**** Data shown ****
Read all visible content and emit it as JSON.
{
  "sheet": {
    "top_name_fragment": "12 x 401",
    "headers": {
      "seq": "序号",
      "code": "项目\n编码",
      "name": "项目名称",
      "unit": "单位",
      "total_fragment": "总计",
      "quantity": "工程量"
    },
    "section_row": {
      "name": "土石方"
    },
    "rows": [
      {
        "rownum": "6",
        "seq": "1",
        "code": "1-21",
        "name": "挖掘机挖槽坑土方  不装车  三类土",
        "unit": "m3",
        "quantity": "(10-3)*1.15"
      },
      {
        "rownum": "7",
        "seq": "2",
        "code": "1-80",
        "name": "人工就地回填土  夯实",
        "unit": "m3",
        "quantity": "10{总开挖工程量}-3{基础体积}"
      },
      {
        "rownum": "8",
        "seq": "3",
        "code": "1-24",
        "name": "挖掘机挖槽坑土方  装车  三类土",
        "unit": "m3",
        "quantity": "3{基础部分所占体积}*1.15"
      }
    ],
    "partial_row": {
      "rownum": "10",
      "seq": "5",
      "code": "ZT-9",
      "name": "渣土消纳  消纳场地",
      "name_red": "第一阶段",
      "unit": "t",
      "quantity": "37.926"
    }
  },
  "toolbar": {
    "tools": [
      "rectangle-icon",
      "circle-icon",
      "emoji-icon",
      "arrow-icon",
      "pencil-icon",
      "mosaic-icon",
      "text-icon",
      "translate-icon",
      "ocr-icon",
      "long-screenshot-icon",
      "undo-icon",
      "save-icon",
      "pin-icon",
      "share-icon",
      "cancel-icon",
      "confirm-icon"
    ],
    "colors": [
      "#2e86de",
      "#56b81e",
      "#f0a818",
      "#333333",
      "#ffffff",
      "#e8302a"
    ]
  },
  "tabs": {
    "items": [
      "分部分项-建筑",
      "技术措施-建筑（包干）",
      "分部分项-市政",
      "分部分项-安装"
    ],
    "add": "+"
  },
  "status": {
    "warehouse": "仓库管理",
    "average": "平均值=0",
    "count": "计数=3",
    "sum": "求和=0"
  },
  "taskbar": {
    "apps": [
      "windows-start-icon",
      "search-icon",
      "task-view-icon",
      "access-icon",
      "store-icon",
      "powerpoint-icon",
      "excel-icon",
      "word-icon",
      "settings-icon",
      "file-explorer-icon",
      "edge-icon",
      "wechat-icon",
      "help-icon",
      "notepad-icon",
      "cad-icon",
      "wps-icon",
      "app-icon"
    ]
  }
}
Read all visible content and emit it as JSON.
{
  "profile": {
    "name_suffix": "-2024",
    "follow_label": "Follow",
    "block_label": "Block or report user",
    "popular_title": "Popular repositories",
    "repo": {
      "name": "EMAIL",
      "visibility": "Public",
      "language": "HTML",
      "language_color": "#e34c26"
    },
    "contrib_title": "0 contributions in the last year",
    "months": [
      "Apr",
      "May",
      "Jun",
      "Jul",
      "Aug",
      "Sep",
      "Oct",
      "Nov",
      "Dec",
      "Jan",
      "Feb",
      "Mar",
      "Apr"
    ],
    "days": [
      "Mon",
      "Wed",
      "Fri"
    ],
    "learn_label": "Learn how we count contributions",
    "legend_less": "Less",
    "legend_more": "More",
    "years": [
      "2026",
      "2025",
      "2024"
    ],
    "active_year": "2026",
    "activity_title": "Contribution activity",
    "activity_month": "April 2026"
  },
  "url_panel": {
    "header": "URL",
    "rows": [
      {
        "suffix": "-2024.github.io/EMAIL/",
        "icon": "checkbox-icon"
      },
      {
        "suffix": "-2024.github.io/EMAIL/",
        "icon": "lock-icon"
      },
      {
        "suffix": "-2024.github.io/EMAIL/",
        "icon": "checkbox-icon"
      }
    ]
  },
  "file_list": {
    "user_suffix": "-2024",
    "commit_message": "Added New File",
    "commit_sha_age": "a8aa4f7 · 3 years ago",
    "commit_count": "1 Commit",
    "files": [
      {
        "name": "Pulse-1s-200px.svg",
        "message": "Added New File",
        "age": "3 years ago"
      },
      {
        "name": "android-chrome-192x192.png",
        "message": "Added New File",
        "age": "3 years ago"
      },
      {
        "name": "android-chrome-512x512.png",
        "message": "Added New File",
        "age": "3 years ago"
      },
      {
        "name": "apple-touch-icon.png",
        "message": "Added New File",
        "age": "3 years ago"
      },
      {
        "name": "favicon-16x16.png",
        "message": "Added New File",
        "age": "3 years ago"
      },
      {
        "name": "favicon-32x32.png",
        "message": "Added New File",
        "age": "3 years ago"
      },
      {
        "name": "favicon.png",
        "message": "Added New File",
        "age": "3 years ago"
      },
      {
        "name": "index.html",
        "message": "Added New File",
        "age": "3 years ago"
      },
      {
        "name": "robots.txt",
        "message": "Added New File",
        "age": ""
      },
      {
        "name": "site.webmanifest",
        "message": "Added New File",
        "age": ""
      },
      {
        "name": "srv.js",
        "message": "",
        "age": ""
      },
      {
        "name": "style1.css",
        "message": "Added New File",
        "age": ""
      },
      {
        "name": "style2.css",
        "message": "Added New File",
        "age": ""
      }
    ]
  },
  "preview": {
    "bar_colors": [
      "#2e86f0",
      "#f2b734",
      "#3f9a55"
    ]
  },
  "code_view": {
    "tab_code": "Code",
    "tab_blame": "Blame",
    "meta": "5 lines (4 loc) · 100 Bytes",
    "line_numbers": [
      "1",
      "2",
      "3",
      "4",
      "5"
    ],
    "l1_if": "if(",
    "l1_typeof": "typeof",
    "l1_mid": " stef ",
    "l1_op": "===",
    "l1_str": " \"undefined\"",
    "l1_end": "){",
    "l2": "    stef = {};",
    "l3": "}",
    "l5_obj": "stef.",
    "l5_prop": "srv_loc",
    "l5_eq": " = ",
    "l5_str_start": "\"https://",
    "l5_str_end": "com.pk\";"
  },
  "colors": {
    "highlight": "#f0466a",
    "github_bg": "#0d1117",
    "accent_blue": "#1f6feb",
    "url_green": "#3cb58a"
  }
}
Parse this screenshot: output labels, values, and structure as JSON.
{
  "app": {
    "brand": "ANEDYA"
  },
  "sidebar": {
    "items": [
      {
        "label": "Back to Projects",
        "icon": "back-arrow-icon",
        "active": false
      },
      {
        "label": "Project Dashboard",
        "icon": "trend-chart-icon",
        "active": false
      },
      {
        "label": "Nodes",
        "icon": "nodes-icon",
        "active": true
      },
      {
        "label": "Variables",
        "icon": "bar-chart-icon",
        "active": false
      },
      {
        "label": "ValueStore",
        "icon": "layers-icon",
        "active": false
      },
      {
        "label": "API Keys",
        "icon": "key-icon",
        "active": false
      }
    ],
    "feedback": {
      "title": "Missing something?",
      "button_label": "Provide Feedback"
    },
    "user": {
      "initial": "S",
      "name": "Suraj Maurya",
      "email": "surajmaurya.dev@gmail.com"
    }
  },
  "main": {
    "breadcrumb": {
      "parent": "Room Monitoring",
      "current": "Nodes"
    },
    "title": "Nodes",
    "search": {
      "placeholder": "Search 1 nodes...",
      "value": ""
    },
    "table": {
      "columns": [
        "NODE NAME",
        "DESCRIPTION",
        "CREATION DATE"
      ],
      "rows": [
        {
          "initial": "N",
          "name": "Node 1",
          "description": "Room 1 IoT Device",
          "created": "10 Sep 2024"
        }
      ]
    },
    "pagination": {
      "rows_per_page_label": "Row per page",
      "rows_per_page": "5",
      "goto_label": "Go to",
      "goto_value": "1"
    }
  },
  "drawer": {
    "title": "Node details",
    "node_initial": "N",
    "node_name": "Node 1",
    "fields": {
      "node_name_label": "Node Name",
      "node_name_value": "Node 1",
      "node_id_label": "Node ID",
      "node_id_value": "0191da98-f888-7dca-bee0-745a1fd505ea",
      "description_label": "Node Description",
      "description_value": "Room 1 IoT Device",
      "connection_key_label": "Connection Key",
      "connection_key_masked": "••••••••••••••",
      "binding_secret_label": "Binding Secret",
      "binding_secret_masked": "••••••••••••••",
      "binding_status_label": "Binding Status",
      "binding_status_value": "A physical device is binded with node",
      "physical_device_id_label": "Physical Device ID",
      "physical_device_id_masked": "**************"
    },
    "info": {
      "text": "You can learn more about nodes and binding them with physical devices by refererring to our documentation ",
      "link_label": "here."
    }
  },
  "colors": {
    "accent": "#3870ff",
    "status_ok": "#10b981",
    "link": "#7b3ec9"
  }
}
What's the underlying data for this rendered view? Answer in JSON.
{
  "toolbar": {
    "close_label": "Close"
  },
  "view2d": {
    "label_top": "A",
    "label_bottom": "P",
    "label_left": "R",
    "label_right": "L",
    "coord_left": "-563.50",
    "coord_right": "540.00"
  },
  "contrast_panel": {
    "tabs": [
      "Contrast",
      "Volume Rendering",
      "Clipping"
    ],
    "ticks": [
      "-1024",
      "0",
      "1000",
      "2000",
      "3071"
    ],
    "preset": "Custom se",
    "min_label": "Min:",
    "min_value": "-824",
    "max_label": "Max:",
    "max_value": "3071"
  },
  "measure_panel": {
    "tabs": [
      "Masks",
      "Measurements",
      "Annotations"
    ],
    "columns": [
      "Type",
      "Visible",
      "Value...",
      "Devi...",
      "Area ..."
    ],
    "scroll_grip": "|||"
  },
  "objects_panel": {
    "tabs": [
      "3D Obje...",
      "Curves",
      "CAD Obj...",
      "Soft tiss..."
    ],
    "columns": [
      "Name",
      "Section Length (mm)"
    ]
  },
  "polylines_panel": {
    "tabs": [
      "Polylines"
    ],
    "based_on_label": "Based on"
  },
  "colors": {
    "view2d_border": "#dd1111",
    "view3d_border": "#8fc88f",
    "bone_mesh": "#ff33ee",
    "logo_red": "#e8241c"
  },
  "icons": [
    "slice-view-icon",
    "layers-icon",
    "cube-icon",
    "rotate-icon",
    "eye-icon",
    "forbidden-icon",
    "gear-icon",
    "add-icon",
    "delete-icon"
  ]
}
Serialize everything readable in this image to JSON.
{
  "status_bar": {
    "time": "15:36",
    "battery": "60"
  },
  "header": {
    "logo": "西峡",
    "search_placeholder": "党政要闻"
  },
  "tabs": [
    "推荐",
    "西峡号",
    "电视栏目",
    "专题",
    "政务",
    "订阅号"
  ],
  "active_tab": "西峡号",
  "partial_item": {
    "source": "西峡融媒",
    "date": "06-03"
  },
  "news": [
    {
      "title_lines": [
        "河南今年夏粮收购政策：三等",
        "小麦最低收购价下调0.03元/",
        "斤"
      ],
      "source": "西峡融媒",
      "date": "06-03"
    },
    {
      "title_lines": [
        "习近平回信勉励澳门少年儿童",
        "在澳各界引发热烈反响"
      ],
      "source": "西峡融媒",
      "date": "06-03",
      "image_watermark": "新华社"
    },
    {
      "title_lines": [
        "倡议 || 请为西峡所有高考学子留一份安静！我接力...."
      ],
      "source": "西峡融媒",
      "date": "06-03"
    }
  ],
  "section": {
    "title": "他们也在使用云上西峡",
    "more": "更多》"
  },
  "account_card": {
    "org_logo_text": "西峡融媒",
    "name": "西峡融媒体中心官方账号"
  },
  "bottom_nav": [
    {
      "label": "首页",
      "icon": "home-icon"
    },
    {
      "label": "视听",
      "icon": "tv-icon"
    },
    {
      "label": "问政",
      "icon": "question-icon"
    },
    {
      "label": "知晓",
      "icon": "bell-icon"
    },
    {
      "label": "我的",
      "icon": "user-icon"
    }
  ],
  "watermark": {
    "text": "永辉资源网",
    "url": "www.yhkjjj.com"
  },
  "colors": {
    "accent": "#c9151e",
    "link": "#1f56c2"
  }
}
****
**Task description**
Pull out each line of the entries that contains "favicon".

**The reply**
        "name": "favicon-16x16.png",
        "name": "favicon-32x32.png",
        "name": "favicon.png",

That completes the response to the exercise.